Requirement >> Render every line of the entries below as a Markdown table with the columns "No." and "Line", giving each line a row number and omitting blank lines.

Information provided >>
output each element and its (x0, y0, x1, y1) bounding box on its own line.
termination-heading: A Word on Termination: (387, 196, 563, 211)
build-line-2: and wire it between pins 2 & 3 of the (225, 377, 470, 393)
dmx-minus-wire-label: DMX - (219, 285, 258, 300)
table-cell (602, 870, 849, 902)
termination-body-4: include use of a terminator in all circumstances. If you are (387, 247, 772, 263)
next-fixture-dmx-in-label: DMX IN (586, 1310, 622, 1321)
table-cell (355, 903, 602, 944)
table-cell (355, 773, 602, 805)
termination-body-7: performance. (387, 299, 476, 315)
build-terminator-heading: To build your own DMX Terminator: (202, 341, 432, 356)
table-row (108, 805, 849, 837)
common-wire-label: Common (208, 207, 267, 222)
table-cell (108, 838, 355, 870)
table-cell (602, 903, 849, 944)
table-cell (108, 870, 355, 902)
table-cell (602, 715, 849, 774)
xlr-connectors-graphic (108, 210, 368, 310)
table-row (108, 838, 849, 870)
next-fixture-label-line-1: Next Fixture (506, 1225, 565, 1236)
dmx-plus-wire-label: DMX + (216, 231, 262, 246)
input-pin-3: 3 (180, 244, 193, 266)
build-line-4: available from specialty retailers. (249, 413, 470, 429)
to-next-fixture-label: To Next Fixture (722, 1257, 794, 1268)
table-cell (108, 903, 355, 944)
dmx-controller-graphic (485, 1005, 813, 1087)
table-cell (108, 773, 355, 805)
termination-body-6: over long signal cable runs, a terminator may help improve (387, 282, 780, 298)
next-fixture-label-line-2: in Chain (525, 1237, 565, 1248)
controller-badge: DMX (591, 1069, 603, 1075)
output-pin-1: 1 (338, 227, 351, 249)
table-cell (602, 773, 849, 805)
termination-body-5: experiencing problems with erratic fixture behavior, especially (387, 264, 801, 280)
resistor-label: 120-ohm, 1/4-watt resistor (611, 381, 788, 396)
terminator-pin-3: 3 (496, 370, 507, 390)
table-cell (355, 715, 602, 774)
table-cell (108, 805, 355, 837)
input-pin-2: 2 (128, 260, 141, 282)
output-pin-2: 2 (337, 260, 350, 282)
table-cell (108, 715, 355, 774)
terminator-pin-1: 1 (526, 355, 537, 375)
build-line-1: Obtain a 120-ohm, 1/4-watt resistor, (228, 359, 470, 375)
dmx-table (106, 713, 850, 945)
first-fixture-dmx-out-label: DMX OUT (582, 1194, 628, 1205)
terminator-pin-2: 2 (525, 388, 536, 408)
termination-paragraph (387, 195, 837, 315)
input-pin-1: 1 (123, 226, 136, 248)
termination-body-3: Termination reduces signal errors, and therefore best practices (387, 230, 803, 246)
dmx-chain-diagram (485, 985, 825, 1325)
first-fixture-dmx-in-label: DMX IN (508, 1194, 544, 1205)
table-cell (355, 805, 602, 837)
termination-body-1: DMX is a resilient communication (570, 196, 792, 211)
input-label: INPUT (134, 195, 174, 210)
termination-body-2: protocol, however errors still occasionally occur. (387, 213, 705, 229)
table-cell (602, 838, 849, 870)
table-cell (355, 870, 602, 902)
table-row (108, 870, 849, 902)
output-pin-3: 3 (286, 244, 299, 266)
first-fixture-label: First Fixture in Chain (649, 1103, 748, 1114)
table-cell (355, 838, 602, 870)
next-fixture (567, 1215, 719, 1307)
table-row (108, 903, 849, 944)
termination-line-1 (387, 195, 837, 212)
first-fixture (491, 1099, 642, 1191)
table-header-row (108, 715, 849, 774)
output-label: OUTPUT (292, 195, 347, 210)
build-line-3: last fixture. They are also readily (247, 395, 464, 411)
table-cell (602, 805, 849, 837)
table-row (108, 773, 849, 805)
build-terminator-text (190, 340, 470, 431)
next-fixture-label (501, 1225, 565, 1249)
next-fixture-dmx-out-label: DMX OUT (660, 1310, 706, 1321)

Written solution >>
| No. | Line |
|---|---|
| 1 | output each element and its (x0, y0, x1, y1) bounding box on its own line. |
| 2 | termination-heading: A Word on Termination: (387, 196, 563, 211) |
| 3 | build-line-2: and wire it between pins 2 & 3 of the (225, 377, 470, 393) |
| 4 | dmx-minus-wire-label: DMX - (219, 285, 258, 300) |
| 5 | table-cell (602, 870, 849, 902) |
| 6 | termination-body-4: include use of a terminator in all circumstances. If you are (387, 247, 772, 263) |
| 7 | next-fixture-dmx-in-label: DMX IN (586, 1310, 622, 1321) |
| 8 | table-cell (355, 903, 602, 944) |
| 9 | table-cell (355, 773, 602, 805) |
| 10 | termination-body-7: performance. (387, 299, 476, 315) |
| 11 | build-terminator-heading: To build your own DMX Terminator: (202, 341, 432, 356) |
| 12 | table-row (108, 805, 849, 837) |
| 13 | common-wire-label: Common (208, 207, 267, 222) |
| 14 | table-cell (108, 838, 355, 870) |
| 15 | table-cell (602, 903, 849, 944) |
| 16 | table-cell (108, 870, 355, 902) |
| 17 | table-cell (602, 715, 849, 774) |
| 18 | xlr-connectors-graphic (108, 210, 368, 310) |
| 19 | table-row (108, 838, 849, 870) |
| 20 | next-fixture-label-line-1: Next Fixture (506, 1225, 565, 1236) |
| 21 | dmx-plus-wire-label: DMX + (216, 231, 262, 246) |
| 22 | input-pin-3: 3 (180, 244, 193, 266) |
| 23 | build-line-4: available from specialty retailers. (249, 413, 470, 429) |
| 24 | to-next-fixture-label: To Next Fixture (722, 1257, 794, 1268) |
| 25 | table-cell (108, 903, 355, 944) |
| 26 | dmx-controller-graphic (485, 1005, 813, 1087) |
| 27 | table-cell (108, 773, 355, 805) |
| 28 | termination-body-6: over long signal cable runs, a terminator may help improve (387, 282, 780, 298) |
| 29 | next-fixture-label-line-2: in Chain (525, 1237, 565, 1248) |
| 30 | controller-badge: DMX (591, 1069, 603, 1075) |
| 31 | output-pin-1: 1 (338, 227, 351, 249) |
| 32 | table-cell (602, 773, 849, 805) |
| 33 | termination-body-5: experiencing problems with erratic fixture behavior, especially (387, 264, 801, 280) |
| 34 | resistor-label: 120-ohm, 1/4-watt resistor (611, 381, 788, 396) |
| 35 | terminator-pin-3: 3 (496, 370, 507, 390) |
| 36 | table-cell (355, 715, 602, 774) |
| 37 | table-cell (108, 805, 355, 837) |
| 38 | input-pin-2: 2 (128, 260, 141, 282) |
| 39 | output-pin-2: 2 (337, 260, 350, 282) |
| 40 | table-cell (108, 715, 355, 774) |
| 41 | terminator-pin-1: 1 (526, 355, 537, 375) |
| 42 | build-line-1: Obtain a 120-ohm, 1/4-watt resistor, (228, 359, 470, 375) |
| 43 | dmx-table (106, 713, 850, 945) |
| 44 | first-fixture-dmx-out-label: DMX OUT (582, 1194, 628, 1205) |
| 45 | terminator-pin-2: 2 (525, 388, 536, 408) |
| 46 | termination-paragraph (387, 195, 837, 315) |
| 47 | input-pin-1: 1 (123, 226, 136, 248) |
| 48 | termination-body-3: Termination reduces signal errors, and therefore best practices (387, 230, 803, 246) |
| 49 | dmx-chain-diagram (485, 985, 825, 1325) |
| 50 | first-fixture-dmx-in-label: DMX IN (508, 1194, 544, 1205) |
| 51 | table-cell (355, 805, 602, 837) |
| 52 | termination-body-1: DMX is a resilient communication (570, 196, 792, 211) |
| 53 | input-label: INPUT (134, 195, 174, 210) |
| 54 | termination-body-2: protocol, however errors still occasionally occur. (387, 213, 705, 229) |
| 55 | table-cell (602, 838, 849, 870) |
| 56 | table-cell (355, 870, 602, 902) |
| 57 | table-row (108, 870, 849, 902) |
| 58 | output-pin-3: 3 (286, 244, 299, 266) |
| 59 | first-fixture-label: First Fixture in Chain (649, 1103, 748, 1114) |
| 60 | table-cell (355, 838, 602, 870) |
| 61 | next-fixture (567, 1215, 719, 1307) |
| 62 | table-row (108, 903, 849, 944) |
| 63 | termination-line-1 (387, 195, 837, 212) |
| 64 | first-fixture (491, 1099, 642, 1191) |
| 65 | table-header-row (108, 715, 849, 774) |
| 66 | output-label: OUTPUT (292, 195, 347, 210) |
| 67 | build-line-3: last fixture. They are also readily (247, 395, 464, 411) |
| 68 | table-cell (602, 805, 849, 837) |
| 69 | table-row (108, 773, 849, 805) |
| 70 | build-terminator-text (190, 340, 470, 431) |
| 71 | next-fixture-label (501, 1225, 565, 1249) |
| 72 | next-fixture-dmx-out-label: DMX OUT (660, 1310, 706, 1321) |